== MATERIAL ==

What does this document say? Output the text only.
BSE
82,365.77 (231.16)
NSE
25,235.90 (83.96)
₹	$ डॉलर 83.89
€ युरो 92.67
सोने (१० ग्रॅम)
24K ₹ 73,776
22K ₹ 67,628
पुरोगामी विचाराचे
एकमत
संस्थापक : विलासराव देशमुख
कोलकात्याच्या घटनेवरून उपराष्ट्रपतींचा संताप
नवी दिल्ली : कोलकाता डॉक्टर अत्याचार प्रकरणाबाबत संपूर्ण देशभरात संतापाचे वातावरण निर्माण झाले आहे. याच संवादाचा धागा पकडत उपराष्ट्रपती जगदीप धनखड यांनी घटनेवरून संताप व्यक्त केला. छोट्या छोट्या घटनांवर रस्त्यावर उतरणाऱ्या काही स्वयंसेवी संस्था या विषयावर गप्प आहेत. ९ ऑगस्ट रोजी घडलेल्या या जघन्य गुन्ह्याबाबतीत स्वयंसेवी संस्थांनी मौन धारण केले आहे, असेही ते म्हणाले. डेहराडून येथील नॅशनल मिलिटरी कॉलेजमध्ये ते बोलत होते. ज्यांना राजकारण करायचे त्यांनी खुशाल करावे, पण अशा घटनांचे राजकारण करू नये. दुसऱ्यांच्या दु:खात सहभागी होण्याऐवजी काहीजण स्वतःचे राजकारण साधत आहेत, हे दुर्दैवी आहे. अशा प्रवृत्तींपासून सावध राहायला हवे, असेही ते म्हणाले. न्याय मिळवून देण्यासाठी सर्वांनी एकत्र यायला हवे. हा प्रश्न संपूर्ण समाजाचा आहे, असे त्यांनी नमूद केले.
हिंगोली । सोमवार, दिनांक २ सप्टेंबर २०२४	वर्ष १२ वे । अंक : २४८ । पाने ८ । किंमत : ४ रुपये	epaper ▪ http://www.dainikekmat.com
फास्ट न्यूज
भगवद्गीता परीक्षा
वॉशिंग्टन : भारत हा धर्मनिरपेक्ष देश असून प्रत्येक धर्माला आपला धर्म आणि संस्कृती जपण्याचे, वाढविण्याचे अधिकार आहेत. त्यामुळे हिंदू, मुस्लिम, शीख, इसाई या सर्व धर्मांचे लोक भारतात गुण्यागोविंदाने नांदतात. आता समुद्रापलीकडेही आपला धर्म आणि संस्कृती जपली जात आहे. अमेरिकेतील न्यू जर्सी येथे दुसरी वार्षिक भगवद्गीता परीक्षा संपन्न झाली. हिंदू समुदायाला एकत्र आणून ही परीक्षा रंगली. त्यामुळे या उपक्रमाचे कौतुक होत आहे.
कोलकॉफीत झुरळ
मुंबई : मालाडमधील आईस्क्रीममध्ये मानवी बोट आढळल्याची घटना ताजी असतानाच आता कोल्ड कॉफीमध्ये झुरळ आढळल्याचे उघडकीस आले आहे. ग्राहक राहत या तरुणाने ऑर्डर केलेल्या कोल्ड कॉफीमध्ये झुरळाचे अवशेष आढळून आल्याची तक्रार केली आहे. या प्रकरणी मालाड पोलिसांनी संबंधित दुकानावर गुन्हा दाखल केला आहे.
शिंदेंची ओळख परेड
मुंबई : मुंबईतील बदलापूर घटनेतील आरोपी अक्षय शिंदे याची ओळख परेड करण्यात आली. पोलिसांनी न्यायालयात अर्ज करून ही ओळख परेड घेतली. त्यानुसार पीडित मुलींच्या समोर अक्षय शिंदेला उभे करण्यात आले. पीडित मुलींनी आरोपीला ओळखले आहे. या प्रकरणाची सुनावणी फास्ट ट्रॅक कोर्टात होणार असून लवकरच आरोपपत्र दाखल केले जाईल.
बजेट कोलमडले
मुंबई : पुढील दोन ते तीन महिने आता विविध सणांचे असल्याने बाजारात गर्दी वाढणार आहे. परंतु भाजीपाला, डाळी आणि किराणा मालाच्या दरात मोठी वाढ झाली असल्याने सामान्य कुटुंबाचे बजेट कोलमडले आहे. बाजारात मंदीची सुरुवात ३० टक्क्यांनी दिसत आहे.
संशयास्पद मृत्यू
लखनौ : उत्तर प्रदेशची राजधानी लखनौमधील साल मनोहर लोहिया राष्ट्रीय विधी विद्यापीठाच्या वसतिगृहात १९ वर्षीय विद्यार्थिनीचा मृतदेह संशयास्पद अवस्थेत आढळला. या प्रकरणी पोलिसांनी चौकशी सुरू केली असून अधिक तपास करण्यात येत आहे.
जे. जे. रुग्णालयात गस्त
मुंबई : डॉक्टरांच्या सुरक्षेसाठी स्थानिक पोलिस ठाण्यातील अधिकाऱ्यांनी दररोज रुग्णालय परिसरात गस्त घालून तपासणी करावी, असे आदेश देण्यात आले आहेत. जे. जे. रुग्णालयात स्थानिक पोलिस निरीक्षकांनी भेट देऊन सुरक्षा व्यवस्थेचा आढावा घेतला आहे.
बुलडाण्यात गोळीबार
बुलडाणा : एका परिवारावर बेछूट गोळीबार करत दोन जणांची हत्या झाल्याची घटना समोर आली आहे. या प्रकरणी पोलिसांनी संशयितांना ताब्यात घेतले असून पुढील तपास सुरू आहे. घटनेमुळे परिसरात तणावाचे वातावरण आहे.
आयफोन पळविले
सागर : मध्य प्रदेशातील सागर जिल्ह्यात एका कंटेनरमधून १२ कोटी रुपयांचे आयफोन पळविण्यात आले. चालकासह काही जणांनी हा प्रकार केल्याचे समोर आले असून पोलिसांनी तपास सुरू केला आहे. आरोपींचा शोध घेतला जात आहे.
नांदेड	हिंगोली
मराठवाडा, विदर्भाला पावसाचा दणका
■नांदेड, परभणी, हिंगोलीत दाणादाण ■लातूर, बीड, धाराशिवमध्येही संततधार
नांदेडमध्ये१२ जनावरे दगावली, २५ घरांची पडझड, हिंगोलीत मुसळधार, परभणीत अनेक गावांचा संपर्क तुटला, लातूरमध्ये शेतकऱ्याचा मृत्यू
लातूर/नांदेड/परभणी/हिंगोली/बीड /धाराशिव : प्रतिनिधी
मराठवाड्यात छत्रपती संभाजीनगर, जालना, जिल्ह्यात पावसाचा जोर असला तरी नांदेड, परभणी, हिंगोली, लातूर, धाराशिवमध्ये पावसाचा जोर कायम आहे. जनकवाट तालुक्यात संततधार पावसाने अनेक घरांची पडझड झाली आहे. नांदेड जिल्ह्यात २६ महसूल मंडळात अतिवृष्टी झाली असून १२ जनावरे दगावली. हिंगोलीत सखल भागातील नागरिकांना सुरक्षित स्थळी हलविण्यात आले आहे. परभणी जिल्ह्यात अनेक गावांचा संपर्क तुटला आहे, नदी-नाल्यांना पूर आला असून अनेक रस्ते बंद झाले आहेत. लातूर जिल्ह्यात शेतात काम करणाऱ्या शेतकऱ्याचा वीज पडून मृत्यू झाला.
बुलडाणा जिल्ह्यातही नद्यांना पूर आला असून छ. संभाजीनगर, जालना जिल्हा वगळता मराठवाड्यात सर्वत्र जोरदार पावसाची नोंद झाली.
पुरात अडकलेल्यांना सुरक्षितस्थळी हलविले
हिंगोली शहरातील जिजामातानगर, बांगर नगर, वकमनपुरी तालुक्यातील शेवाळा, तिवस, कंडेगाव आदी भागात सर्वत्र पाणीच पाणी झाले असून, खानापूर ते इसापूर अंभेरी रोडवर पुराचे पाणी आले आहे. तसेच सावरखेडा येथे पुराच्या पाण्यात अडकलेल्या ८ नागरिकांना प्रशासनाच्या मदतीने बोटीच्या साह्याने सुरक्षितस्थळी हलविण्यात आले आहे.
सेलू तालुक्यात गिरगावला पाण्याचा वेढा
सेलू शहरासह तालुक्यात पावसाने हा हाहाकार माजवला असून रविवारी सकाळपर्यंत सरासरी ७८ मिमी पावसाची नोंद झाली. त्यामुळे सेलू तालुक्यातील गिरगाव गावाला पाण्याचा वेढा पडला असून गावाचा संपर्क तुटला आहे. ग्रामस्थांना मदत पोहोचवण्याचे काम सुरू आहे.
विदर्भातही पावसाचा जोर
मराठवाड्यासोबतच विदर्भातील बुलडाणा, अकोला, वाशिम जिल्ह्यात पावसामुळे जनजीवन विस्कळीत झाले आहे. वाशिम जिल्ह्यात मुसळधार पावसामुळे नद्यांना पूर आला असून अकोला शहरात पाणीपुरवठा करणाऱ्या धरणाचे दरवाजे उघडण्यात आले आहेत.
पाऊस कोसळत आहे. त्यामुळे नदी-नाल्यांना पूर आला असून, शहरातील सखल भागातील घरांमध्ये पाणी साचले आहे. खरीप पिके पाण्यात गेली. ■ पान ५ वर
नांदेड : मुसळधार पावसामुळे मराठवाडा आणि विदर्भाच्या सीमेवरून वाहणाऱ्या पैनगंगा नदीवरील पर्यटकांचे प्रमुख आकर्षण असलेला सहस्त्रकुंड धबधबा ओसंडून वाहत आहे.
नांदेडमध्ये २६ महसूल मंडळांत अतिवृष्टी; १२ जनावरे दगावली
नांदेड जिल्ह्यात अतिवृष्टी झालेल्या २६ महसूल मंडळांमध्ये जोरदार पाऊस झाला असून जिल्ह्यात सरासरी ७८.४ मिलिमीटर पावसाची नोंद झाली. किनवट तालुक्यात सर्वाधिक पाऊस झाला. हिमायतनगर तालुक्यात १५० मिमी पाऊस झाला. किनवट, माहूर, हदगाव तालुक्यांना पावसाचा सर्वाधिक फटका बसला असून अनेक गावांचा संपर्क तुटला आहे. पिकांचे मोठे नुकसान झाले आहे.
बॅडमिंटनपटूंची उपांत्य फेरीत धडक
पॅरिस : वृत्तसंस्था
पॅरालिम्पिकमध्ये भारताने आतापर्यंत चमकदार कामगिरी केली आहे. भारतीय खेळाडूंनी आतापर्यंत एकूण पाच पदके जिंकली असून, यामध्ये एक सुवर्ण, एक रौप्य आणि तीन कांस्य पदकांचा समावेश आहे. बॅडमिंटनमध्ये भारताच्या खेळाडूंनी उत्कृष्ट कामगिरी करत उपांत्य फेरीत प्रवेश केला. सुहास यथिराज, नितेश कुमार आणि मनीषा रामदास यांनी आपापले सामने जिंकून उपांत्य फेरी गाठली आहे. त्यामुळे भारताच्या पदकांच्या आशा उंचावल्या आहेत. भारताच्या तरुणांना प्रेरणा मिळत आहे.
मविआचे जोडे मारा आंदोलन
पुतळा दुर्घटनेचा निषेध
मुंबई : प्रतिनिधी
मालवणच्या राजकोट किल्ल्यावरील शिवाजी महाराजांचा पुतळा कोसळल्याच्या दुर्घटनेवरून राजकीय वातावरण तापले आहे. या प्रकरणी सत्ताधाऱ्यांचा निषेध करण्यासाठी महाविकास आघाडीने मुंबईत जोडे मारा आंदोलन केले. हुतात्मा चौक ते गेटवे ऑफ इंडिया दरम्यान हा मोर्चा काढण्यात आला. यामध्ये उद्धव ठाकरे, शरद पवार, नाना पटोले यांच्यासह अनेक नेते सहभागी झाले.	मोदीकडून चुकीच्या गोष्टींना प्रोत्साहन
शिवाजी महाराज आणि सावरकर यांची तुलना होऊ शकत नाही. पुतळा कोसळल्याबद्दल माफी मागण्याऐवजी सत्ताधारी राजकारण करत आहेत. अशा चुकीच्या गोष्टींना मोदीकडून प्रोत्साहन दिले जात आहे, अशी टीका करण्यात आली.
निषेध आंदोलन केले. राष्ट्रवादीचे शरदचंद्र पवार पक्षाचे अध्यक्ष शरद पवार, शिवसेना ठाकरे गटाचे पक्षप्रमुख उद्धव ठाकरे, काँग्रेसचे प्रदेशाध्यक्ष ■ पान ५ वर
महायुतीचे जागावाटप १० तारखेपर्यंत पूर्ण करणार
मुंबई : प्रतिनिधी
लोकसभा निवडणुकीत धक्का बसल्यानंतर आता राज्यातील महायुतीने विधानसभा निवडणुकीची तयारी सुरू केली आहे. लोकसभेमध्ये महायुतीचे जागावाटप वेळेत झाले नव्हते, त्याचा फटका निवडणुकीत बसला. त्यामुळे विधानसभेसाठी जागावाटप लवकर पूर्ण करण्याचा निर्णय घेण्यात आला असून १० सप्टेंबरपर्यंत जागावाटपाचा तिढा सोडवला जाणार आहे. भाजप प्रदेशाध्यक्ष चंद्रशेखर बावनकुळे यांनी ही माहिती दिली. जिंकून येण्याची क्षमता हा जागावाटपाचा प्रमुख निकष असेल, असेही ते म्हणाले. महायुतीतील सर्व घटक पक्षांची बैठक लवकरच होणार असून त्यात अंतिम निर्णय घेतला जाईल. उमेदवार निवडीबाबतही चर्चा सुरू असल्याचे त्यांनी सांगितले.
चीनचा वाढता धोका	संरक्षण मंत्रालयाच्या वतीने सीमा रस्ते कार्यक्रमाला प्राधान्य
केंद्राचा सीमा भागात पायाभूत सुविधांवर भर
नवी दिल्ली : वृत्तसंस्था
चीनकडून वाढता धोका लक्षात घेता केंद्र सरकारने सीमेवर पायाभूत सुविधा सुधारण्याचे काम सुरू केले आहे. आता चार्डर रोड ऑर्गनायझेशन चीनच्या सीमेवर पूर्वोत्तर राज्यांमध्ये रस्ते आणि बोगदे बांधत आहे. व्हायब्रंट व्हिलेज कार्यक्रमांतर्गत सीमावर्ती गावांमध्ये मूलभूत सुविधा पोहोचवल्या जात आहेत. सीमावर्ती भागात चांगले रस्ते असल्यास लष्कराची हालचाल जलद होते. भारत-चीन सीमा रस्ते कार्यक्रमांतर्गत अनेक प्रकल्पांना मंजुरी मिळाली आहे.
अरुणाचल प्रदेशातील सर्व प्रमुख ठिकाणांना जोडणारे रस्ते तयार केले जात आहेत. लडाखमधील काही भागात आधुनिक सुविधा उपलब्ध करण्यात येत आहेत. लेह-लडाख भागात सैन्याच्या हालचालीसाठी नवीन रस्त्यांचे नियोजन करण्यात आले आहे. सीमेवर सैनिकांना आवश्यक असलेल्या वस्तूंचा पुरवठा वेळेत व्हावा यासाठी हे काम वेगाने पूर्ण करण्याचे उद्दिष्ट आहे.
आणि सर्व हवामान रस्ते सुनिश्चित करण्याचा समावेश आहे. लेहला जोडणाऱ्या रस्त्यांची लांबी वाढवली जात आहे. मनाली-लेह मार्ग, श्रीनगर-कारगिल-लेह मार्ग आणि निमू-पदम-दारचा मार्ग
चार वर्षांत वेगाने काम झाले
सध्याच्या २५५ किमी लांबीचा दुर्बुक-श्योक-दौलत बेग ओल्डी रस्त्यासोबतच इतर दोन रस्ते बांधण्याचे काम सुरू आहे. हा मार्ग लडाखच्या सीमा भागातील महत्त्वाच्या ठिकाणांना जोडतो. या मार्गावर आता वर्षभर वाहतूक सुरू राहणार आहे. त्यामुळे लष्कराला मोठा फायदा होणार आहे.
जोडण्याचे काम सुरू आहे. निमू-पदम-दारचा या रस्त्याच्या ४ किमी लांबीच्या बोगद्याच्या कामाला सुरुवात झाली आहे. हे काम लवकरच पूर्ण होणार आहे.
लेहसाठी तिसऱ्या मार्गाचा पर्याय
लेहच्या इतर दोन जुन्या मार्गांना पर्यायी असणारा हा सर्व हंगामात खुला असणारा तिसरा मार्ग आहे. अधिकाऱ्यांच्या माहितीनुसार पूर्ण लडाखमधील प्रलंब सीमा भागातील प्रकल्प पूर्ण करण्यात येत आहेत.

===

EXERCISE GOAL>
In the records above, how many lines contain the string "लमडल"? State that number only.

FINAL ANSWER>
2